— DATA EXCERPTS —
━━━━
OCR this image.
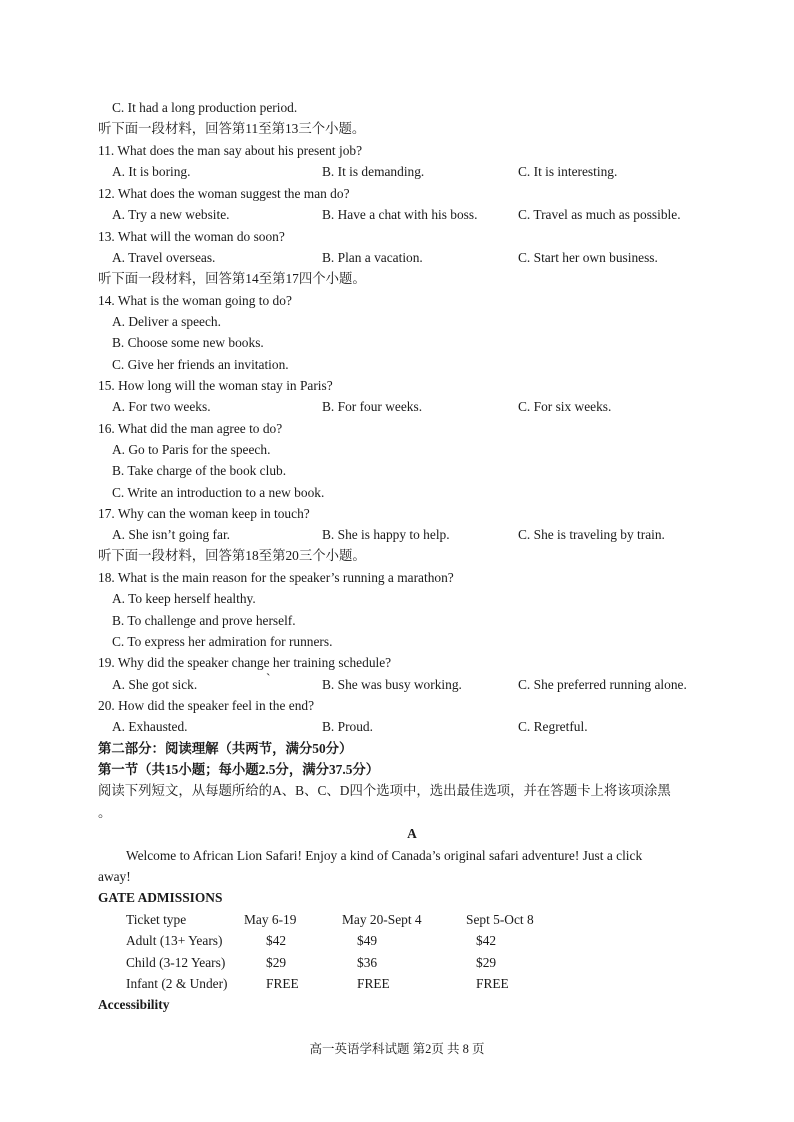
C. It had a long production period.
听下面一段材料，回答第11至第13三个小题。
11. What does the man say about his present job?
A. It is boring.	B. It is demanding.	C. It is interesting.
12. What does the woman suggest the man do?
A. Try a new website.	B. Have a chat with his boss.	C. Travel as much as possible.
13. What will the woman do soon?
A. Travel overseas.	B. Plan a vacation.	C. Start her own business.
听下面一段材料，回答第14至第17四个小题。
14. What is the woman going to do?
A. Deliver a speech.
B. Choose some new books.
C. Give her friends an invitation.
15. How long will the woman stay in Paris?
A. For two weeks.	B. For four weeks.	C. For six weeks.
16. What did the man agree to do?
A. Go to Paris for the speech.
B. Take charge of the book club.
C. Write an introduction to a new book.
17. Why can the woman keep in touch?
A. She isn’t going far.	B. She is happy to help.	C. She is traveling by train.
听下面一段材料，回答第18至第20三个小题。
18. What is the main reason for the speaker’s running a marathon?
A. To keep herself healthy.
B. To challenge and prove herself.
C. To express her admiration for runners.
19. Why did the speaker change her training schedule?
A. She got sick.	`	B. She was busy working.	C. She preferred running alone.
20. How did the speaker feel in the end?
A. Exhausted.	B. Proud.	C. Regretful.
第二部分：阅读理解（共两节，满分50分）
第一节（共15小题；每小题2.5分，满分37.5分）
阅读下列短文，从每题所给的A、B、C、D四个选项中，选出最佳选项，并在答题卡上将该项涂黑
。
A
Welcome to African Lion Safari! Enjoy a kind of Canada’s original safari adventure! Just a click
away!
GATE ADMISSIONS
Ticket type	May 6-19	May 20-Sept 4	Sept 5-Oct 8
Adult (13+ Years)	$42	$49	$42
Child (3-12 Years)	$29	$36	$29
Infant (2 & Under)	FREE	FREE	FREE
Accessibility
高一英语学科试题 第2页 共 8 页
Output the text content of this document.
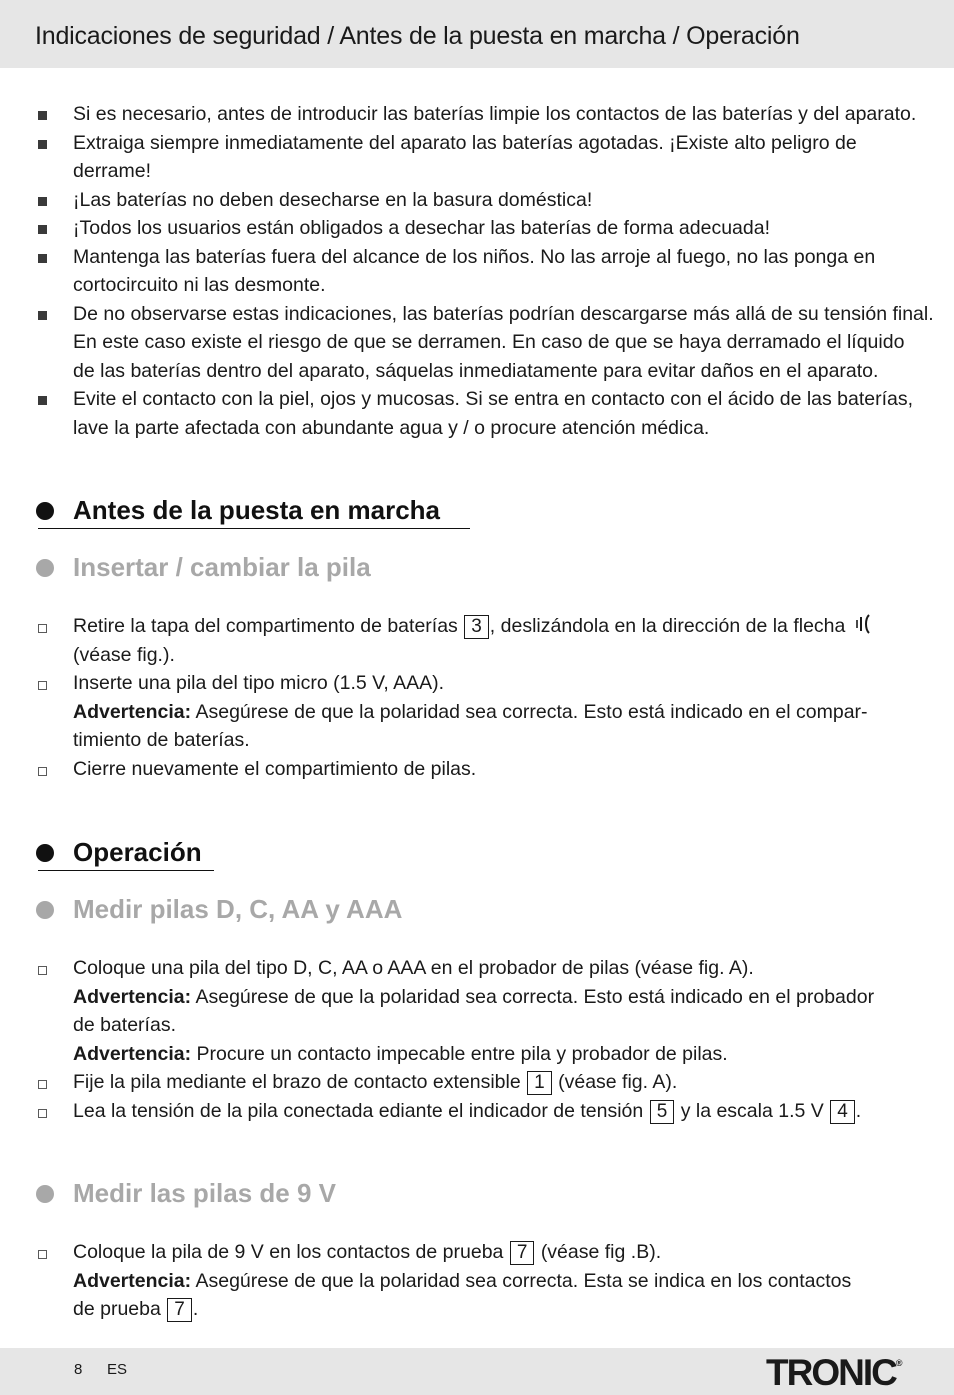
Indicaciones de seguridad / Antes de la puesta en marcha / Operación
Si es necesario, antes de introducir las baterías limpie los contactos de las baterías y del aparato.
Extraiga siempre inmediatamente del aparato las baterías agotadas. ¡Existe alto peligro de
derrame!
¡Las baterías no deben desecharse en la basura doméstica!
¡Todos los usuarios están obligados a desechar las baterías de forma adecuada!
Mantenga las baterías fuera del alcance de los niños. No las arroje al fuego, no las ponga en
cortocircuito ni las desmonte.
De no observarse estas indicaciones, las baterías podrían descargarse más allá de su tensión final.
En este caso existe el riesgo de que se derramen. En caso de que se haya derramado el líquido
de las baterías dentro del aparato, sáquelas inmediatamente para evitar daños en el aparato.
Evite el contacto con la piel, ojos y mucosas. Si se entra en contacto con el ácido de las baterías,
lave la parte afectada con abundante agua y / o procure atención médica.
Antes de la puesta en marcha
Insertar / cambiar la pila
Retire la tapa del compartimento de baterías 3 , deslizándola en la dirección de la flecha
(véase fig.).
Inserte una pila del tipo micro (1.5 V, AAA).
Advertencia: Asegúrese de que la polaridad sea correcta. Esto está indicado en el compar-
timiento de baterías.
Cierre nuevamente el compartimiento de pilas.
Operación
Medir pilas D, C, AA y AAA
Coloque una pila del tipo D, C, AA o AAA en el probador de pilas (véase fig. A).
Advertencia: Asegúrese de que la polaridad sea correcta. Esto está indicado en el probador
de baterías.
Advertencia: Procure un contacto impecable entre pila y probador de pilas.
Fije la pila mediante el brazo de contacto extensible 1 (véase fig. A).
Lea la tensión de la pila conectada ediante el indicador de tensión 5 y la escala 1.5 V 4 .
Medir las pilas de 9 V
Coloque la pila de 9 V en los contactos de prueba 7 (véase fig .B).
Advertencia: Asegúrese de que la polaridad sea correcta. Esta se indica en los contactos
de prueba 7 .
8 ES	TRONIC®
━━━━
— GIVEN TASK —
Copy and report every line where the word "will" is present.

— THE REPLY —
13. What will the woman do soon?
15. How long will the woman stay in Paris?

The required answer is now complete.